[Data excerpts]
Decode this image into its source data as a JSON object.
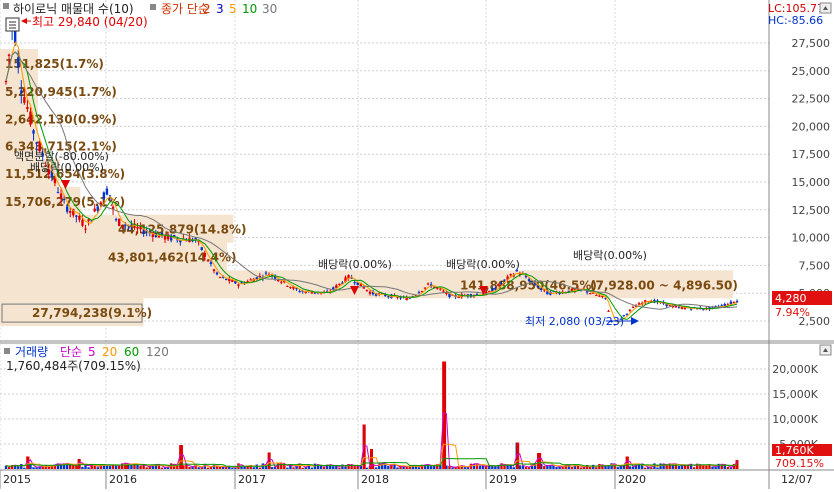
{
  "legend": {
    "title": "하이로닉 매물대 수(10)",
    "ma_prefix": "종가 단순",
    "ma_periods": [
      "2",
      "3",
      "5",
      "10",
      "30"
    ],
    "ma_colors": [
      "#cc3300",
      "#0000cc",
      "#ff9900",
      "#009900",
      "#777777"
    ]
  },
  "top_right": {
    "lc": "LC:105.77",
    "hc": "HC:-85.66"
  },
  "annotations": {
    "high": "최고 29,840 (04/20)",
    "low": "최저 2,080 (03/23)",
    "split": "액면분할(-80.00%)",
    "dividend": "배당락(0.00%)"
  },
  "price_badges": {
    "current": "4,280",
    "change": "7.94%"
  },
  "volume_badges": {
    "current": "1,760K",
    "change": "709.15%"
  },
  "volume_legend": {
    "title": "거래량",
    "ma_prefix": "단순",
    "ma_periods": [
      "5",
      "20",
      "60",
      "120"
    ],
    "ma_colors": [
      "#cc00cc",
      "#ff9900",
      "#009900",
      "#777777"
    ],
    "value": "1,760,484주(709.15%)"
  },
  "x_axis_extra": "12/07",
  "colors": {
    "up": "#e00000",
    "down": "#0033cc",
    "profile_fill": "#f5e4cf",
    "profile_text": "#7a4a10",
    "badge_red": "#e01010",
    "axis_text": "#444444"
  },
  "chart_data": [
    {
      "type": "candlestick",
      "title": "하이로닉 매물대 수(10)",
      "x_categories": [
        "2015",
        "2016",
        "2017",
        "2018",
        "2019",
        "2020",
        "12/07"
      ],
      "y_ticks": [
        2500,
        5000,
        7500,
        10000,
        12500,
        15000,
        17500,
        20000,
        22500,
        25000,
        27500
      ],
      "y_tick_labels": [
        "2,500",
        "5,000",
        "7,500",
        "10,000",
        "12,500",
        "15,000",
        "17,500",
        "20,000",
        "22,500",
        "25,000",
        "27,500"
      ],
      "ylim": [
        1000,
        30000
      ],
      "grid": true,
      "volume_profile": [
        {
          "label": "151,825(1.7%)",
          "price": 25700,
          "share": 1.7
        },
        {
          "label": "5,220,945(1.7%)",
          "price": 23200,
          "share": 1.7
        },
        {
          "label": "2,642,130(0.9%)",
          "price": 20700,
          "share": 0.9
        },
        {
          "label": "6,343,715(2.1%)",
          "price": 18300,
          "share": 2.1
        },
        {
          "label": "11,512,654(3.8%)",
          "price": 15800,
          "share": 3.8
        },
        {
          "label": "15,706,279(5.1%)",
          "price": 13300,
          "share": 5.1
        },
        {
          "label": "44,125,879(14.8%)",
          "price": 10800,
          "share": 14.8
        },
        {
          "label": "43,801,462(14.4%)",
          "price": 8300,
          "share": 14.4
        },
        {
          "label": "141,888,950(46.5%)",
          "price": 5800,
          "share": 46.5
        },
        {
          "label": "27,794,238(9.1%)",
          "price": 3300,
          "share": 9.1
        }
      ],
      "price_range_label": "7,928.00 ~ 4,896.50",
      "price_path_key": [
        {
          "t": 0.0,
          "p": 24000
        },
        {
          "t": 0.01,
          "p": 29840
        },
        {
          "t": 0.02,
          "p": 24000
        },
        {
          "t": 0.04,
          "p": 19000
        },
        {
          "t": 0.06,
          "p": 16000
        },
        {
          "t": 0.08,
          "p": 13000
        },
        {
          "t": 0.11,
          "p": 11000
        },
        {
          "t": 0.14,
          "p": 14500
        },
        {
          "t": 0.15,
          "p": 11500
        },
        {
          "t": 0.18,
          "p": 10800
        },
        {
          "t": 0.22,
          "p": 10000
        },
        {
          "t": 0.26,
          "p": 9800
        },
        {
          "t": 0.29,
          "p": 6500
        },
        {
          "t": 0.32,
          "p": 5800
        },
        {
          "t": 0.36,
          "p": 6800
        },
        {
          "t": 0.4,
          "p": 5200
        },
        {
          "t": 0.44,
          "p": 5000
        },
        {
          "t": 0.47,
          "p": 6500
        },
        {
          "t": 0.5,
          "p": 5000
        },
        {
          "t": 0.55,
          "p": 4500
        },
        {
          "t": 0.58,
          "p": 5800
        },
        {
          "t": 0.61,
          "p": 4700
        },
        {
          "t": 0.66,
          "p": 5000
        },
        {
          "t": 0.7,
          "p": 7000
        },
        {
          "t": 0.74,
          "p": 5000
        },
        {
          "t": 0.79,
          "p": 5300
        },
        {
          "t": 0.82,
          "p": 4500
        },
        {
          "t": 0.83,
          "p": 2080
        },
        {
          "t": 0.86,
          "p": 3800
        },
        {
          "t": 0.88,
          "p": 4400
        },
        {
          "t": 0.92,
          "p": 3700
        },
        {
          "t": 0.96,
          "p": 3600
        },
        {
          "t": 0.98,
          "p": 3900
        },
        {
          "t": 1.0,
          "p": 4280
        }
      ]
    },
    {
      "type": "bar",
      "title": "거래량",
      "y_ticks": [
        5000,
        10000,
        15000,
        20000
      ],
      "y_tick_labels": [
        "5,000K",
        "10,000K",
        "15,000K",
        "20,000K"
      ],
      "ylim": [
        0,
        24000
      ],
      "volume_spikes": [
        {
          "t": 0.03,
          "v": 2500
        },
        {
          "t": 0.1,
          "v": 2000
        },
        {
          "t": 0.165,
          "v": 1200
        },
        {
          "t": 0.24,
          "v": 4800
        },
        {
          "t": 0.36,
          "v": 3300
        },
        {
          "t": 0.49,
          "v": 8900
        },
        {
          "t": 0.5,
          "v": 4000
        },
        {
          "t": 0.6,
          "v": 21500
        },
        {
          "t": 0.7,
          "v": 5300
        },
        {
          "t": 0.73,
          "v": 3200
        },
        {
          "t": 0.85,
          "v": 2500
        },
        {
          "t": 1.0,
          "v": 1760
        }
      ]
    }
  ]
}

» Description of the task: Tally the lines that hold the string "share" and state the total, nothing more.

» Response for this exercise: 10